Stored data
──────

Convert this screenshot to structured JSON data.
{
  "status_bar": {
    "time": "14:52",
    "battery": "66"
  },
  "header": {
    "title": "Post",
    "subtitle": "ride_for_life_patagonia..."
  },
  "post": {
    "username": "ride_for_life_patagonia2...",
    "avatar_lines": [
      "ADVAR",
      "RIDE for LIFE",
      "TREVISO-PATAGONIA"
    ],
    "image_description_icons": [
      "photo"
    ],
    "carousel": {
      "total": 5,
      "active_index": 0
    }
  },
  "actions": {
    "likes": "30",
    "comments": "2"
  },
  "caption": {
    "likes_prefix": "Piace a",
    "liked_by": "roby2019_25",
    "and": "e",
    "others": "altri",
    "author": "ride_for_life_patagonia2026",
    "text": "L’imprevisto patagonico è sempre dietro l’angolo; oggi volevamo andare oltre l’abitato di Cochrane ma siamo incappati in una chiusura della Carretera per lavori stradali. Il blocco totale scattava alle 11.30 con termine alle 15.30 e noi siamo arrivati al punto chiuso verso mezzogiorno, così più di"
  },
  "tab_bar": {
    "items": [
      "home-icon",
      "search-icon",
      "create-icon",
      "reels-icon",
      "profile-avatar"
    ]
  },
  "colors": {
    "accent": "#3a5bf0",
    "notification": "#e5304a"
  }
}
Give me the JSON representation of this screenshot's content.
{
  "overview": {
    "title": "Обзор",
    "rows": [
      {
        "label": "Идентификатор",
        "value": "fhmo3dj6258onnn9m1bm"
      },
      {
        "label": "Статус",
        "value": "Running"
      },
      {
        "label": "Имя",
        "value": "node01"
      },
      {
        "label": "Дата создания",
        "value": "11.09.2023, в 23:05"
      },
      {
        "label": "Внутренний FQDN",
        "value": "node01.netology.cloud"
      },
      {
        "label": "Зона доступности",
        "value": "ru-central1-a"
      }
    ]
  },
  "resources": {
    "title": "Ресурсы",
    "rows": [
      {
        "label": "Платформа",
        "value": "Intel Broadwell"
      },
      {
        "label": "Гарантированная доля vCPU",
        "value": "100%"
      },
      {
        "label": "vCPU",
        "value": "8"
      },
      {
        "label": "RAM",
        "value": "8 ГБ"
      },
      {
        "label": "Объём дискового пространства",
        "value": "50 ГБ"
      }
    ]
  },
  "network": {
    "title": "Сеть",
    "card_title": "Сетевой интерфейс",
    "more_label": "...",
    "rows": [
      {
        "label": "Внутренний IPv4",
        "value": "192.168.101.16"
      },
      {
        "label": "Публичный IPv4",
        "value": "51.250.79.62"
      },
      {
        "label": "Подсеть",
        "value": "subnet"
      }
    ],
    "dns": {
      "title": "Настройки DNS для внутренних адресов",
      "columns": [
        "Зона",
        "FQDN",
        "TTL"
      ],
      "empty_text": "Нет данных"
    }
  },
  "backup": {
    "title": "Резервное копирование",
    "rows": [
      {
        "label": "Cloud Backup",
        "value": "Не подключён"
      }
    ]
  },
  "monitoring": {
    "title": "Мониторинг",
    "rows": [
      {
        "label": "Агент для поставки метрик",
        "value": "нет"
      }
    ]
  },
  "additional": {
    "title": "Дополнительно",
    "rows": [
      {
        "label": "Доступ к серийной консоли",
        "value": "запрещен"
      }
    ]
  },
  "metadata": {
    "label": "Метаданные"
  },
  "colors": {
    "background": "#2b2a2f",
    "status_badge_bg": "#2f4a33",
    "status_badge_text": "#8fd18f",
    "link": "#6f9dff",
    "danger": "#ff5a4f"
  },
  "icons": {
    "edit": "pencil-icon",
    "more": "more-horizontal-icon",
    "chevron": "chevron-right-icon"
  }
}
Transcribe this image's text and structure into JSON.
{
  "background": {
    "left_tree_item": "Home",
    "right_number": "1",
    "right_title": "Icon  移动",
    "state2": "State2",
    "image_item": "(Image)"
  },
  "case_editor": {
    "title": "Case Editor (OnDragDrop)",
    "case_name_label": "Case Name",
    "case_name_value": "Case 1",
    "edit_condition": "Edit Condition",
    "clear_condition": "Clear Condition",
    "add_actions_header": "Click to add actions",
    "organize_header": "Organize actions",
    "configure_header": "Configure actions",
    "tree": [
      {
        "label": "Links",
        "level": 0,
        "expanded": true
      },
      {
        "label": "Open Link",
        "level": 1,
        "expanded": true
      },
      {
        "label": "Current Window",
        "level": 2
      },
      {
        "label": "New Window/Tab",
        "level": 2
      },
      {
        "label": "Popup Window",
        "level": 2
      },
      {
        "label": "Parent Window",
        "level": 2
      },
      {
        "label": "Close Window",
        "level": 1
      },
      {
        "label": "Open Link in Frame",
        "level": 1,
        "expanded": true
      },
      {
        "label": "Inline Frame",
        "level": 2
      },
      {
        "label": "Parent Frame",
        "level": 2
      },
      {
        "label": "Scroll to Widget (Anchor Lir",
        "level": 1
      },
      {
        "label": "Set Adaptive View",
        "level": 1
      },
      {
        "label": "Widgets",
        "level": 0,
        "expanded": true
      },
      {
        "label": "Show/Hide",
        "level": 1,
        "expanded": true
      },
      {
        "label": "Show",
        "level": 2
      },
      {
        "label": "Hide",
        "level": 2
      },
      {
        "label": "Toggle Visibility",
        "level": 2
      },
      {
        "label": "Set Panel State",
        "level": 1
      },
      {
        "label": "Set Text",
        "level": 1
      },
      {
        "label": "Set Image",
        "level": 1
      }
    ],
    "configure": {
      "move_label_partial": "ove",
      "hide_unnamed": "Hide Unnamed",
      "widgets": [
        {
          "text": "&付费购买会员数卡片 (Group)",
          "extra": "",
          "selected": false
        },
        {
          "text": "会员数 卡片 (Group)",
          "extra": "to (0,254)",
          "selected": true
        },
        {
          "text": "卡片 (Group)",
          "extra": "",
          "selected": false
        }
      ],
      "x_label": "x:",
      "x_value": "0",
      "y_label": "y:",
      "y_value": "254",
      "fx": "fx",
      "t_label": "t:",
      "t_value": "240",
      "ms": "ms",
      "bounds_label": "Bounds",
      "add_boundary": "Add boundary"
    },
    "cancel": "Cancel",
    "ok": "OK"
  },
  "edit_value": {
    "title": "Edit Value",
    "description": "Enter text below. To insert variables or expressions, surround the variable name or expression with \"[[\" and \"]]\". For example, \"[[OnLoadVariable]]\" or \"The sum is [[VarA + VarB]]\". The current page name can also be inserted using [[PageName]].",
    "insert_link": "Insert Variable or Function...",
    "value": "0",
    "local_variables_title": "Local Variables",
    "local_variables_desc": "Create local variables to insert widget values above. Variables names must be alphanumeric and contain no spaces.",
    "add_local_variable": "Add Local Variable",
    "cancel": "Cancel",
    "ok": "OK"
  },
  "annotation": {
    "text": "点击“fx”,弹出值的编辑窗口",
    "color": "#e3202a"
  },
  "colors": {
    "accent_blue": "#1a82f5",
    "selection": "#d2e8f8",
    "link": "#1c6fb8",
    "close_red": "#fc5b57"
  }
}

──────

▶ **What this task involves**
Above are the records; copy all of them exactly.

▶ **Reply**
Convert this screenshot to structured JSON data.
{
  "status_bar": {
    "time": "14:52",
    "battery": "66"
  },
  "header": {
    "title": "Post",
    "subtitle": "ride_for_life_patagonia..."
  },
  "post": {
    "username": "ride_for_life_patagonia2...",
    "avatar_lines": [
      "ADVAR",
      "RIDE for LIFE",
      "TREVISO-PATAGONIA"
    ],
    "image_description_icons": [
      "photo"
    ],
    "carousel": {
      "total": 5,
      "active_index": 0
    }
  },
  "actions": {
    "likes": "30",
    "comments": "2"
  },
  "caption": {
    "likes_prefix": "Piace a",
    "liked_by": "roby2019_25",
    "and": "e",
    "others": "altri",
    "author": "ride_for_life_patagonia2026",
    "text": "L’imprevisto patagonico è sempre dietro l’angolo; oggi volevamo andare oltre l’abitato di Cochrane ma siamo incappati in una chiusura della Carretera per lavori stradali. Il blocco totale scattava alle 11.30 con termine alle 15.30 e noi siamo arrivati al punto chiuso verso mezzogiorno, così più di"
  },
  "tab_bar": {
    "items": [
      "home-icon",
      "search-icon",
      "create-icon",
      "reels-icon",
      "profile-avatar"
    ]
  },
  "colors": {
    "accent": "#3a5bf0",
    "notification": "#e5304a"
  }
}
Give me the JSON representation of this screenshot's content.
{
  "overview": {
    "title": "Обзор",
    "rows": [
      {
        "label": "Идентификатор",
        "value": "fhmo3dj6258onnn9m1bm"
      },
      {
        "label": "Статус",
        "value": "Running"
      },
      {
        "label": "Имя",
        "value": "node01"
      },
      {
        "label": "Дата создания",
        "value": "11.09.2023, в 23:05"
      },
      {
        "label": "Внутренний FQDN",
        "value": "node01.netology.cloud"
      },
      {
        "label": "Зона доступности",
        "value": "ru-central1-a"
      }
    ]
  },
  "resources": {
    "title": "Ресурсы",
    "rows": [
      {
        "label": "Платформа",
        "value": "Intel Broadwell"
      },
      {
        "label": "Гарантированная доля vCPU",
        "value": "100%"
      },
      {
        "label": "vCPU",
        "value": "8"
      },
      {
        "label": "RAM",
        "value": "8 ГБ"
      },
      {
        "label": "Объём дискового пространства",
        "value": "50 ГБ"
      }
    ]
  },
  "network": {
    "title": "Сеть",
    "card_title": "Сетевой интерфейс",
    "more_label": "...",
    "rows": [
      {
        "label": "Внутренний IPv4",
        "value": "192.168.101.16"
      },
      {
        "label": "Публичный IPv4",
        "value": "51.250.79.62"
      },
      {
        "label": "Подсеть",
        "value": "subnet"
      }
    ],
    "dns": {
      "title": "Настройки DNS для внутренних адресов",
      "columns": [
        "Зона",
        "FQDN",
        "TTL"
      ],
      "empty_text": "Нет данных"
    }
  },
  "backup": {
    "title": "Резервное копирование",
    "rows": [
      {
        "label": "Cloud Backup",
        "value": "Не подключён"
      }
    ]
  },
  "monitoring": {
    "title": "Мониторинг",
    "rows": [
      {
        "label": "Агент для поставки метрик",
        "value": "нет"
      }
    ]
  },
  "additional": {
    "title": "Дополнительно",
    "rows": [
      {
        "label": "Доступ к серийной консоли",
        "value": "запрещен"
      }
    ]
  },
  "metadata": {
    "label": "Метаданные"
  },
  "colors": {
    "background": "#2b2a2f",
    "status_badge_bg": "#2f4a33",
    "status_badge_text": "#8fd18f",
    "link": "#6f9dff",
    "danger": "#ff5a4f"
  },
  "icons": {
    "edit": "pencil-icon",
    "more": "more-horizontal-icon",
    "chevron": "chevron-right-icon"
  }
}
Transcribe this image's text and structure into JSON.
{
  "background": {
    "left_tree_item": "Home",
    "right_number": "1",
    "right_title": "Icon  移动",
    "state2": "State2",
    "image_item": "(Image)"
  },
  "case_editor": {
    "title": "Case Editor (OnDragDrop)",
    "case_name_label": "Case Name",
    "case_name_value": "Case 1",
    "edit_condition": "Edit Condition",
    "clear_condition": "Clear Condition",
    "add_actions_header": "Click to add actions",
    "organize_header": "Organize actions",
    "configure_header": "Configure actions",
    "tree": [
      {
        "label": "Links",
        "level": 0,
        "expanded": true
      },
      {
        "label": "Open Link",
        "level": 1,
        "expanded": true
      },
      {
        "label": "Current Window",
        "level": 2
      },
      {
        "label": "New Window/Tab",
        "level": 2
      },
      {
        "label": "Popup Window",
        "level": 2
      },
      {
        "label": "Parent Window",
        "level": 2
      },
      {
        "label": "Close Window",
        "level": 1
      },
      {
        "label": "Open Link in Frame",
        "level": 1,
        "expanded": true
      },
      {
        "label": "Inline Frame",
        "level": 2
      },
      {
        "label": "Parent Frame",
        "level": 2
      },
      {
        "label": "Scroll to Widget (Anchor Lir",
        "level": 1
      },
      {
        "label": "Set Adaptive View",
        "level": 1
      },
      {
        "label": "Widgets",
        "level": 0,
        "expanded": true
      },
      {
        "label": "Show/Hide",
        "level": 1,
        "expanded": true
      },
      {
        "label": "Show",
        "level": 2
      },
      {
        "label": "Hide",
        "level": 2
      },
      {
        "label": "Toggle Visibility",
        "level": 2
      },
      {
        "label": "Set Panel State",
        "level": 1
      },
      {
        "label": "Set Text",
        "level": 1
      },
      {
        "label": "Set Image",
        "level": 1
      }
    ],
    "configure": {
      "move_label_partial": "ove",
      "hide_unnamed": "Hide Unnamed",
      "widgets": [
        {
          "text": "&付费购买会员数卡片 (Group)",
          "extra": "",
          "selected": false
        },
        {
          "text": "会员数 卡片 (Group)",
          "extra": "to (0,254)",
          "selected": true
        },
        {
          "text": "卡片 (Group)",
          "extra": "",
          "selected": false
        }
      ],
      "x_label": "x:",
      "x_value": "0",
      "y_label": "y:",
      "y_value": "254",
      "fx": "fx",
      "t_label": "t:",
      "t_value": "240",
      "ms": "ms",
      "bounds_label": "Bounds",
      "add_boundary": "Add boundary"
    },
    "cancel": "Cancel",
    "ok": "OK"
  },
  "edit_value": {
    "title": "Edit Value",
    "description": "Enter text below. To insert variables or expressions, surround the variable name or expression with \"[[\" and \"]]\". For example, \"[[OnLoadVariable]]\" or \"The sum is [[VarA + VarB]]\". The current page name can also be inserted using [[PageName]].",
    "insert_link": "Insert Variable or Function...",
    "value": "0",
    "local_variables_title": "Local Variables",
    "local_variables_desc": "Create local variables to insert widget values above. Variables names must be alphanumeric and contain no spaces.",
    "add_local_variable": "Add Local Variable",
    "cancel": "Cancel",
    "ok": "OK"
  },
  "annotation": {
    "text": "点击“fx”,弹出值的编辑窗口",
    "color": "#e3202a"
  },
  "colors": {
    "accent_blue": "#1a82f5",
    "selection": "#d2e8f8",
    "link": "#1c6fb8",
    "close_red": "#fc5b57"
  }
}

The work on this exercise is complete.